[Begin]

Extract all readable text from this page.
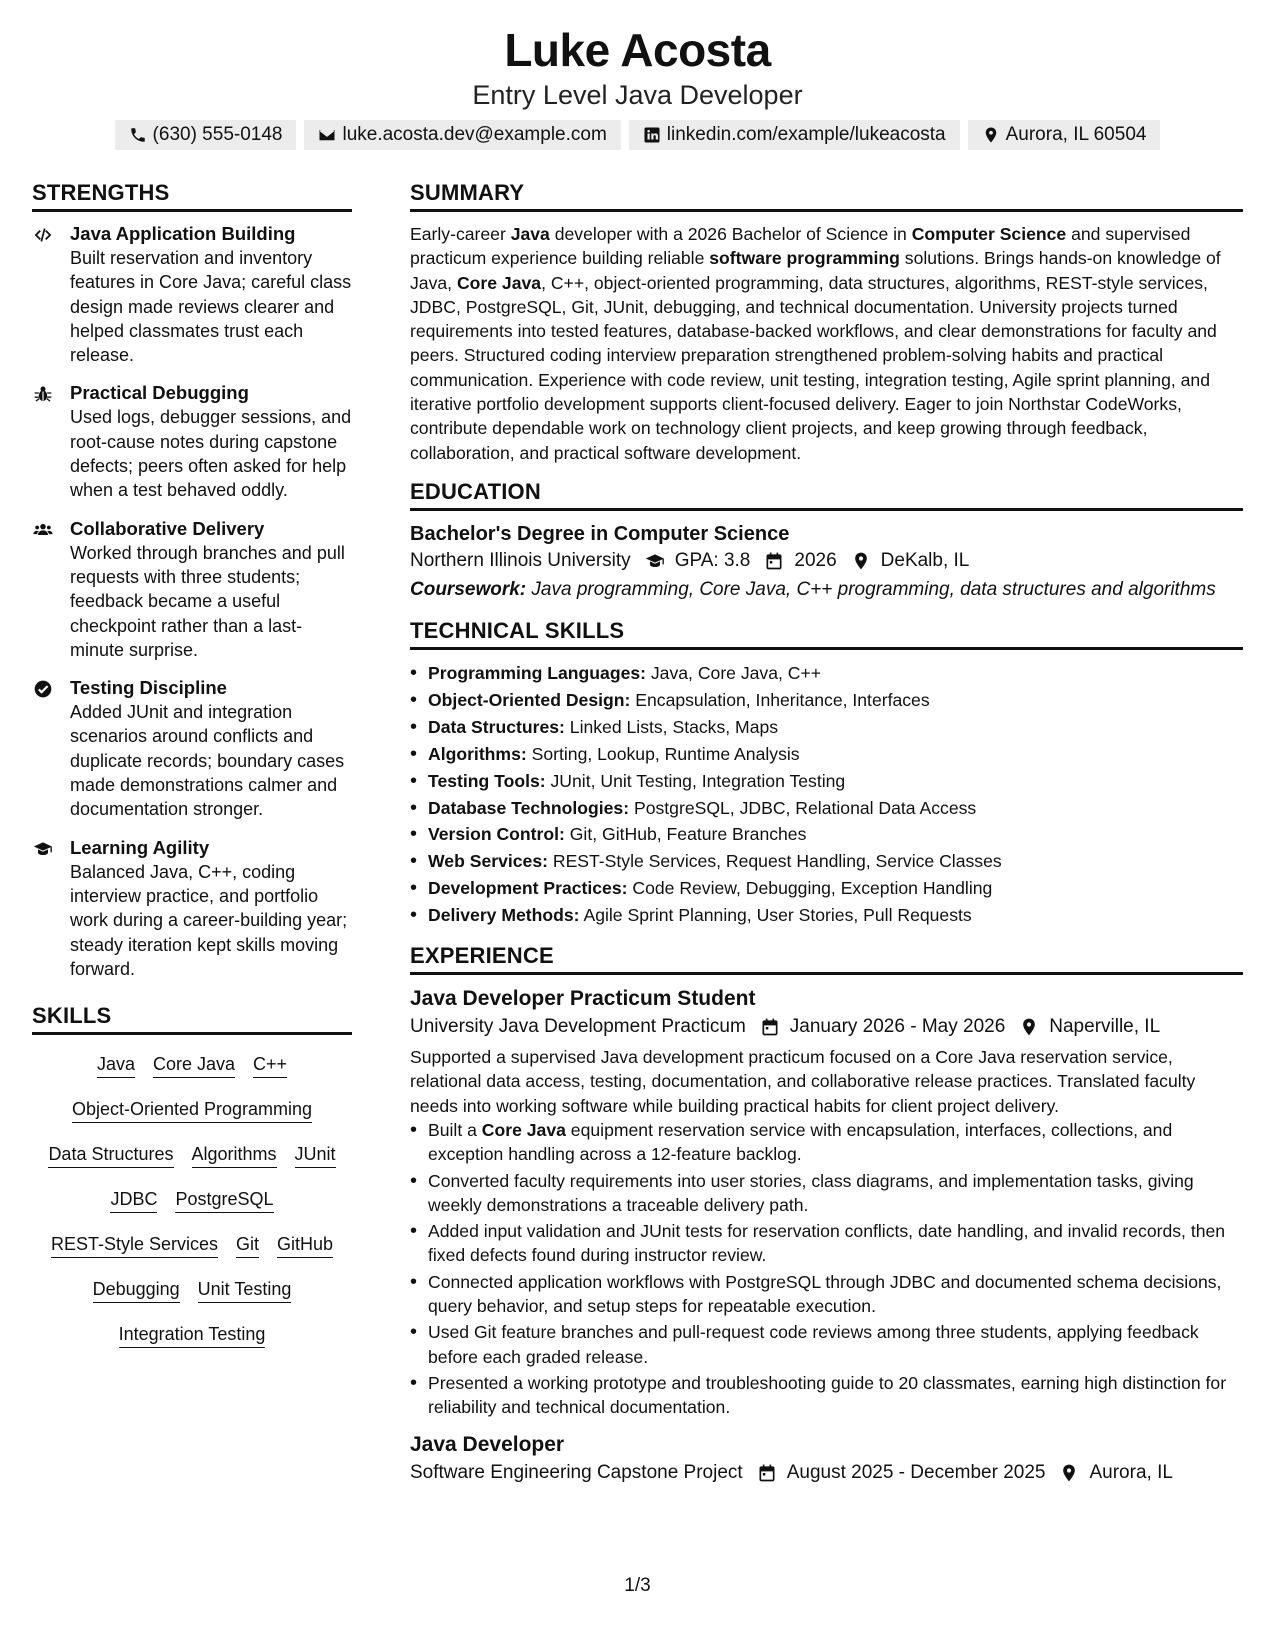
Luke Acosta
Entry Level Java Developer
(630) 555-0148	luke.acosta.dev@example.com	linkedin.com/example/lukeacosta	Aurora, IL 60504
STRENGTHS
Java Application Building
Built reservation and inventory features in Core Java; careful class design made reviews clearer and helped classmates trust each release.
Practical Debugging
Used logs, debugger sessions, and root-cause notes during capstone defects; peers often asked for help when a test behaved oddly.
Collaborative Delivery
Worked through branches and pull requests with three students; feedback became a useful checkpoint rather than a last-minute surprise.
Testing Discipline
Added JUnit and integration scenarios around conflicts and duplicate records; boundary cases made demonstrations calmer and documentation stronger.
Learning Agility
Balanced Java, C++, coding interview practice, and portfolio work during a career-building year; steady iteration kept skills moving forward.
SKILLS
Java Core Java C++
Object-Oriented Programming
Data Structures Algorithms JUnit
JDBC PostgreSQL
REST-Style Services Git GitHub
Debugging Unit Testing
Integration Testing
SUMMARY
Early-career Java developer with a 2026 Bachelor of Science in Computer Science and supervised practicum experience building reliable software programming solutions. Brings hands-on knowledge of Java, Core Java, C++, object-oriented programming, data structures, algorithms, REST-style services, JDBC, PostgreSQL, Git, JUnit, debugging, and technical documentation. University projects turned requirements into tested features, database-backed workflows, and clear demonstrations for faculty and peers. Structured coding interview preparation strengthened problem-solving habits and practical communication. Experience with code review, unit testing, integration testing, Agile sprint planning, and iterative portfolio development supports client-focused delivery. Eager to join Northstar CodeWorks, contribute dependable work on technology client projects, and keep growing through feedback, collaboration, and practical software development.
EDUCATION
Bachelor's Degree in Computer Science
Northern Illinois University GPA: 3.8 2026 DeKalb, IL
Coursework: Java programming, Core Java, C++ programming, data structures and algorithms
TECHNICAL SKILLS
• Programming Languages: Java, Core Java, C++
• Object-Oriented Design: Encapsulation, Inheritance, Interfaces
• Data Structures: Linked Lists, Stacks, Maps
• Algorithms: Sorting, Lookup, Runtime Analysis
• Testing Tools: JUnit, Unit Testing, Integration Testing
• Database Technologies: PostgreSQL, JDBC, Relational Data Access
• Version Control: Git, GitHub, Feature Branches
• Web Services: REST-Style Services, Request Handling, Service Classes
• Development Practices: Code Review, Debugging, Exception Handling
• Delivery Methods: Agile Sprint Planning, User Stories, Pull Requests
EXPERIENCE
Java Developer Practicum Student
University Java Development Practicum January 2026 - May 2026 Naperville, IL
Supported a supervised Java development practicum focused on a Core Java reservation service, relational data access, testing, documentation, and collaborative release practices. Translated faculty needs into working software while building practical habits for client project delivery.
• Built a Core Java equipment reservation service with encapsulation, interfaces, collections, and exception handling across a 12-feature backlog.
• Converted faculty requirements into user stories, class diagrams, and implementation tasks, giving weekly demonstrations a traceable delivery path.
• Added input validation and JUnit tests for reservation conflicts, date handling, and invalid records, then fixed defects found during instructor review.
• Connected application workflows with PostgreSQL through JDBC and documented schema decisions, query behavior, and setup steps for repeatable execution.
• Used Git feature branches and pull-request code reviews among three students, applying feedback before each graded release.
• Presented a working prototype and troubleshooting guide to 20 classmates, earning high distinction for reliability and technical documentation.
Java Developer
Software Engineering Capstone Project August 2025 - December 2025 Aurora, IL
1/3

[End]

◆ **PROBLEM STATEMENT**
The records above must be printed exactly; the pictures stay out.

◆ **ANSWER TO THIS EXERCISE**
Extract all readable text from this page.
Luke Acosta
Entry Level Java Developer
(630) 555-0148	luke.acosta.dev@example.com	linkedin.com/example/lukeacosta	Aurora, IL 60504
STRENGTHS
Java Application Building
Built reservation and inventory features in Core Java; careful class design made reviews clearer and helped classmates trust each release.
Practical Debugging
Used logs, debugger sessions, and root-cause notes during capstone defects; peers often asked for help when a test behaved oddly.
Collaborative Delivery
Worked through branches and pull requests with three students; feedback became a useful checkpoint rather than a last-minute surprise.
Testing Discipline
Added JUnit and integration scenarios around conflicts and duplicate records; boundary cases made demonstrations calmer and documentation stronger.
Learning Agility
Balanced Java, C++, coding interview practice, and portfolio work during a career-building year; steady iteration kept skills moving forward.
SKILLS
Java Core Java C++
Object-Oriented Programming
Data Structures Algorithms JUnit
JDBC PostgreSQL
REST-Style Services Git GitHub
Debugging Unit Testing
Integration Testing
SUMMARY
Early-career Java developer with a 2026 Bachelor of Science in Computer Science and supervised practicum experience building reliable software programming solutions. Brings hands-on knowledge of Java, Core Java, C++, object-oriented programming, data structures, algorithms, REST-style services, JDBC, PostgreSQL, Git, JUnit, debugging, and technical documentation. University projects turned requirements into tested features, database-backed workflows, and clear demonstrations for faculty and peers. Structured coding interview preparation strengthened problem-solving habits and practical communication. Experience with code review, unit testing, integration testing, Agile sprint planning, and iterative portfolio development supports client-focused delivery. Eager to join Northstar CodeWorks, contribute dependable work on technology client projects, and keep growing through feedback, collaboration, and practical software development.
EDUCATION
Bachelor's Degree in Computer Science
Northern Illinois University GPA: 3.8 2026 DeKalb, IL
Coursework: Java programming, Core Java, C++ programming, data structures and algorithms
TECHNICAL SKILLS
• Programming Languages: Java, Core Java, C++
• Object-Oriented Design: Encapsulation, Inheritance, Interfaces
• Data Structures: Linked Lists, Stacks, Maps
• Algorithms: Sorting, Lookup, Runtime Analysis
• Testing Tools: JUnit, Unit Testing, Integration Testing
• Database Technologies: PostgreSQL, JDBC, Relational Data Access
• Version Control: Git, GitHub, Feature Branches
• Web Services: REST-Style Services, Request Handling, Service Classes
• Development Practices: Code Review, Debugging, Exception Handling
• Delivery Methods: Agile Sprint Planning, User Stories, Pull Requests
EXPERIENCE
Java Developer Practicum Student
University Java Development Practicum January 2026 - May 2026 Naperville, IL
Supported a supervised Java development practicum focused on a Core Java reservation service, relational data access, testing, documentation, and collaborative release practices. Translated faculty needs into working software while building practical habits for client project delivery.
• Built a Core Java equipment reservation service with encapsulation, interfaces, collections, and exception handling across a 12-feature backlog.
• Converted faculty requirements into user stories, class diagrams, and implementation tasks, giving weekly demonstrations a traceable delivery path.
• Added input validation and JUnit tests for reservation conflicts, date handling, and invalid records, then fixed defects found during instructor review.
• Connected application workflows with PostgreSQL through JDBC and documented schema decisions, query behavior, and setup steps for repeatable execution.
• Used Git feature branches and pull-request code reviews among three students, applying feedback before each graded release.
• Presented a working prototype and troubleshooting guide to 20 classmates, earning high distinction for reliability and technical documentation.
Java Developer
Software Engineering Capstone Project August 2025 - December 2025 Aurora, IL
1/3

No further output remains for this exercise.